— Start of Information shown —
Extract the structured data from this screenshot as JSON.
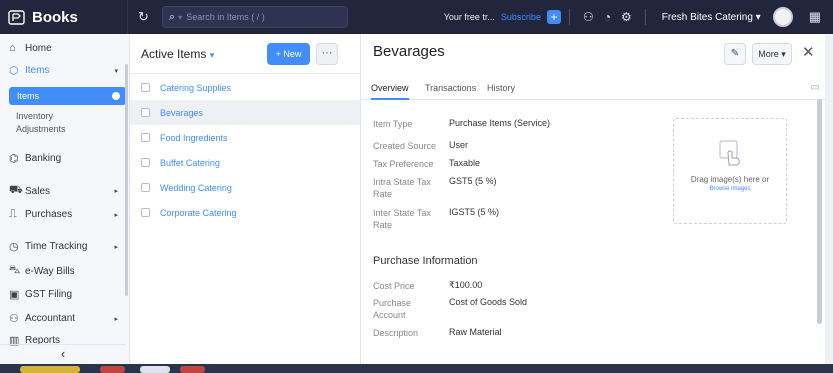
{
  "topbar": {
    "app_name": "Books",
    "search_placeholder": "Search in Items ( / )",
    "trial_text": "Your free tr...",
    "subscribe_label": "Subscribe",
    "org_name": "Fresh Bites Catering"
  },
  "sidebar": {
    "home": "Home",
    "items_group": "Items",
    "items_active": "Items",
    "inventory_adjustments": "Inventory Adjustments",
    "banking": "Banking",
    "sales": "Sales",
    "purchases": "Purchases",
    "time_tracking": "Time Tracking",
    "eway_bills": "e-Way Bills",
    "gst_filing": "GST Filing",
    "accountant": "Accountant",
    "reports": "Reports",
    "collapse_glyph": "‹"
  },
  "list": {
    "title": "Active Items",
    "new_label": "+ New",
    "more_glyph": "···",
    "items": [
      "Catering Supplies",
      "Bevarages",
      "Food Ingredients",
      "Buffet Catering",
      "Wedding Catering",
      "Corporate Catering"
    ]
  },
  "detail": {
    "title": "Bevarages",
    "more_label": "More",
    "tabs": [
      "Overview",
      "Transactions",
      "History"
    ],
    "fields": [
      {
        "label": "Item Type",
        "value": "Purchase Items (Service)"
      },
      {
        "label": "Created Source",
        "value": "User"
      },
      {
        "label": "Tax Preference",
        "value": "Taxable"
      },
      {
        "label": "Intra State Tax Rate",
        "value": "GST5 (5 %)"
      },
      {
        "label": "Inter State Tax Rate",
        "value": "IGST5 (5 %)"
      }
    ],
    "image_drop_text": "Drag image(s) here or",
    "browse_images": "Browse images",
    "purchase_section_title": "Purchase Information",
    "purchase_fields": [
      {
        "label": "Cost Price",
        "value": "₹100.00"
      },
      {
        "label": "Purchase Account",
        "value": "Cost of Goods Sold"
      },
      {
        "label": "Description",
        "value": "Raw Material"
      }
    ]
  },
  "colors": {
    "accent": "#408dfb",
    "topbar": "#21263c"
  }
}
— End of Information shown —
### Challenge
Pictures excluded, quote all the data above exactly.

### Answer for the task
Extract the structured data from this screenshot as JSON.
{
  "topbar": {
    "app_name": "Books",
    "search_placeholder": "Search in Items ( / )",
    "trial_text": "Your free tr...",
    "subscribe_label": "Subscribe",
    "org_name": "Fresh Bites Catering"
  },
  "sidebar": {
    "home": "Home",
    "items_group": "Items",
    "items_active": "Items",
    "inventory_adjustments": "Inventory Adjustments",
    "banking": "Banking",
    "sales": "Sales",
    "purchases": "Purchases",
    "time_tracking": "Time Tracking",
    "eway_bills": "e-Way Bills",
    "gst_filing": "GST Filing",
    "accountant": "Accountant",
    "reports": "Reports",
    "collapse_glyph": "‹"
  },
  "list": {
    "title": "Active Items",
    "new_label": "+ New",
    "more_glyph": "···",
    "items": [
      "Catering Supplies",
      "Bevarages",
      "Food Ingredients",
      "Buffet Catering",
      "Wedding Catering",
      "Corporate Catering"
    ]
  },
  "detail": {
    "title": "Bevarages",
    "more_label": "More",
    "tabs": [
      "Overview",
      "Transactions",
      "History"
    ],
    "fields": [
      {
        "label": "Item Type",
        "value": "Purchase Items (Service)"
      },
      {
        "label": "Created Source",
        "value": "User"
      },
      {
        "label": "Tax Preference",
        "value": "Taxable"
      },
      {
        "label": "Intra State Tax Rate",
        "value": "GST5 (5 %)"
      },
      {
        "label": "Inter State Tax Rate",
        "value": "IGST5 (5 %)"
      }
    ],
    "image_drop_text": "Drag image(s) here or",
    "browse_images": "Browse images",
    "purchase_section_title": "Purchase Information",
    "purchase_fields": [
      {
        "label": "Cost Price",
        "value": "₹100.00"
      },
      {
        "label": "Purchase Account",
        "value": "Cost of Goods Sold"
      },
      {
        "label": "Description",
        "value": "Raw Material"
      }
    ]
  },
  "colors": {
    "accent": "#408dfb",
    "topbar": "#21263c"
  }
}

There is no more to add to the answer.